─── Provided information ───
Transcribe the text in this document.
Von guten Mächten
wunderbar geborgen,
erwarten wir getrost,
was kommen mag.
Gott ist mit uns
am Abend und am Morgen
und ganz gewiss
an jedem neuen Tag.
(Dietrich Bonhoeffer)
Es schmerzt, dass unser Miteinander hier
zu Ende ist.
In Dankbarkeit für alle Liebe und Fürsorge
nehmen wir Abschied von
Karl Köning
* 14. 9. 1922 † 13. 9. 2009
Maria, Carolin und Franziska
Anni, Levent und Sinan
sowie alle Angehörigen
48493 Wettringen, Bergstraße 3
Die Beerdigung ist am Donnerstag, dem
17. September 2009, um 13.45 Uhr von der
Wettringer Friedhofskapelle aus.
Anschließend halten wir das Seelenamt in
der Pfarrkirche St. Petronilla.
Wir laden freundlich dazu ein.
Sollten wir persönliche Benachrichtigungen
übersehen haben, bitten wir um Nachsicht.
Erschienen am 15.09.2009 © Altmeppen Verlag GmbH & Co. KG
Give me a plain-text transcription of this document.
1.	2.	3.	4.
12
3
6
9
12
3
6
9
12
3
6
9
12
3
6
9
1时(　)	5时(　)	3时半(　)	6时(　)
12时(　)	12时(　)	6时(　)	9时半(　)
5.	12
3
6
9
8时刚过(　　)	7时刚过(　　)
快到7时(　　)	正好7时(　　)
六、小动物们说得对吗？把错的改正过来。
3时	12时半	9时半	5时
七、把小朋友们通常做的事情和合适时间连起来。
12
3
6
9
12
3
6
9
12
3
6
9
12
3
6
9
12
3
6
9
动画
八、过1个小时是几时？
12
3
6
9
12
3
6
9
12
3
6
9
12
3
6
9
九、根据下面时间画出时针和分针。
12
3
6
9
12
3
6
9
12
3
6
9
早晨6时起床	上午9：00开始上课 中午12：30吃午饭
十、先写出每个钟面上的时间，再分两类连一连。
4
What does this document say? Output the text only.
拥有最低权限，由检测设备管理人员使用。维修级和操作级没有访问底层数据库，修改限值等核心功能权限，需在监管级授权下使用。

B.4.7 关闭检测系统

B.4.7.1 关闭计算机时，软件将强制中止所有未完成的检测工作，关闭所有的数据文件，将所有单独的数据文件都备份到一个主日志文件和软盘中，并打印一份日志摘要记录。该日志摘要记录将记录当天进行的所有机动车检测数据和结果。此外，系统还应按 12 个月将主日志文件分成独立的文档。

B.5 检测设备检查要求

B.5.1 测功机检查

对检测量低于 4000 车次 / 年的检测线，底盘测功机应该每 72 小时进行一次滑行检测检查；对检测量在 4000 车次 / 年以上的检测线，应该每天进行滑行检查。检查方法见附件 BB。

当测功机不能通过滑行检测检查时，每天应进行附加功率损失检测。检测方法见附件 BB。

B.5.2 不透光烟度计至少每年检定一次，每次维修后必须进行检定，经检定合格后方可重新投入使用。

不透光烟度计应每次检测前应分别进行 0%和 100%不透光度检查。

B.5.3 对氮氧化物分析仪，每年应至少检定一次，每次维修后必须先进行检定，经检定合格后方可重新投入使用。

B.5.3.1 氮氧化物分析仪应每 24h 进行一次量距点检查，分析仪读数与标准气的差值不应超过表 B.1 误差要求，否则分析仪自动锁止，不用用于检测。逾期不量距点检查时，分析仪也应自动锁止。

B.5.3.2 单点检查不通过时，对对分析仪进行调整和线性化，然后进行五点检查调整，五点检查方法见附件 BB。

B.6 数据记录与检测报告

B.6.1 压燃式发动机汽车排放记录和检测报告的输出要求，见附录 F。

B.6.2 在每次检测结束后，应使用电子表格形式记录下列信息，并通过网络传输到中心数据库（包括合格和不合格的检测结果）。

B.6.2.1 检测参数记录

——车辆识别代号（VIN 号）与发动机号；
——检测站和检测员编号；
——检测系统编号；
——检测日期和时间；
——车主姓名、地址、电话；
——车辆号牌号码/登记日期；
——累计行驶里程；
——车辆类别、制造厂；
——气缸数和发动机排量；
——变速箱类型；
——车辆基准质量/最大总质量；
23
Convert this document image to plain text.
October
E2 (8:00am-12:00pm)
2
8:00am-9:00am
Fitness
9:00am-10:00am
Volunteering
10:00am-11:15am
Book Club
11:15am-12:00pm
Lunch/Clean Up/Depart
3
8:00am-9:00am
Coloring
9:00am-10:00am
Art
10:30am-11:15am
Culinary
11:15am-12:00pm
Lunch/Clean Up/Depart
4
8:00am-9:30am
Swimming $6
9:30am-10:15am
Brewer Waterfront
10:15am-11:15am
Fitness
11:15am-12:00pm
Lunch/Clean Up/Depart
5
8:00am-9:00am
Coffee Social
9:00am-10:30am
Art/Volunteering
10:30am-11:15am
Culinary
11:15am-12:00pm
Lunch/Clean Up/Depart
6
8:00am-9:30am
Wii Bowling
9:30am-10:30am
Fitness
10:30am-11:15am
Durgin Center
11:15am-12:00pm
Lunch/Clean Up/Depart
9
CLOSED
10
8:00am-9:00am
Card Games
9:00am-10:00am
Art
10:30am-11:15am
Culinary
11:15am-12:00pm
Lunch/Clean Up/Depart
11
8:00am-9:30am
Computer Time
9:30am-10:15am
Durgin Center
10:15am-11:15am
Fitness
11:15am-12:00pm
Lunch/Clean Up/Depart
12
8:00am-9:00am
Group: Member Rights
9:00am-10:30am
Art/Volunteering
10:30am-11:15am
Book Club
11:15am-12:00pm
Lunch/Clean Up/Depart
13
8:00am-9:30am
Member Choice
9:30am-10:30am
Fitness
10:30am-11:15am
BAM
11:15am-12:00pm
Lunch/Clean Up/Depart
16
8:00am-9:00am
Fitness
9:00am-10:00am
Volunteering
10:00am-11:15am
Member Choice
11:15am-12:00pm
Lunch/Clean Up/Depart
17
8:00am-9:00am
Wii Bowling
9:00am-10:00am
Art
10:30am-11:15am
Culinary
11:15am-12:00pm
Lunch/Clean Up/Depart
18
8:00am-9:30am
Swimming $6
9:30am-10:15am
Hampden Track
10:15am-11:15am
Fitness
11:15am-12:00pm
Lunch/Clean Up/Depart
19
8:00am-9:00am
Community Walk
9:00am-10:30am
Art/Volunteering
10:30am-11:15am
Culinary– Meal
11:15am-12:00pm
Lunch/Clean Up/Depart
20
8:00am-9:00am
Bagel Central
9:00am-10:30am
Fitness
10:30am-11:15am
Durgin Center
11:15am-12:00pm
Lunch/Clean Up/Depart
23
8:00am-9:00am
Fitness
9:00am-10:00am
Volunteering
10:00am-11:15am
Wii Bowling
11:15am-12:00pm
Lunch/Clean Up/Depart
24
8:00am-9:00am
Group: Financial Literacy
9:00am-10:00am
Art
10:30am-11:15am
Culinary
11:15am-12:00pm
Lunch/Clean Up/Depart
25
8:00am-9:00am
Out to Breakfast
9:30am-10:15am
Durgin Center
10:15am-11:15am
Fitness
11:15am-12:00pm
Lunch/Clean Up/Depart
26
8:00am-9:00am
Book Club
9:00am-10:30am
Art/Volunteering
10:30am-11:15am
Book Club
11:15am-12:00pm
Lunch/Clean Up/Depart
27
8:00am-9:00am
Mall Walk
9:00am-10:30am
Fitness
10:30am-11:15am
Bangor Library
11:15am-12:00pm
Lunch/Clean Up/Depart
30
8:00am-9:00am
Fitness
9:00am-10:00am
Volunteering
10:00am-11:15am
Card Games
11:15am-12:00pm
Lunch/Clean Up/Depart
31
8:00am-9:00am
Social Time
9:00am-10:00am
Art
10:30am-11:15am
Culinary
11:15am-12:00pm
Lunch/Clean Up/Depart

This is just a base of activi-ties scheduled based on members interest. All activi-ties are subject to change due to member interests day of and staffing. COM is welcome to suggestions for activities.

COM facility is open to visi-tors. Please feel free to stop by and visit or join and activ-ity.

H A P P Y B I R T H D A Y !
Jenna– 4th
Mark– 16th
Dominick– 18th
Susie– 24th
───
§ **Work instructions**
Each line holding "Group" must be found and copied.

§ **Answer to the problem**
Group: Member Rights
Group: Financial Literacy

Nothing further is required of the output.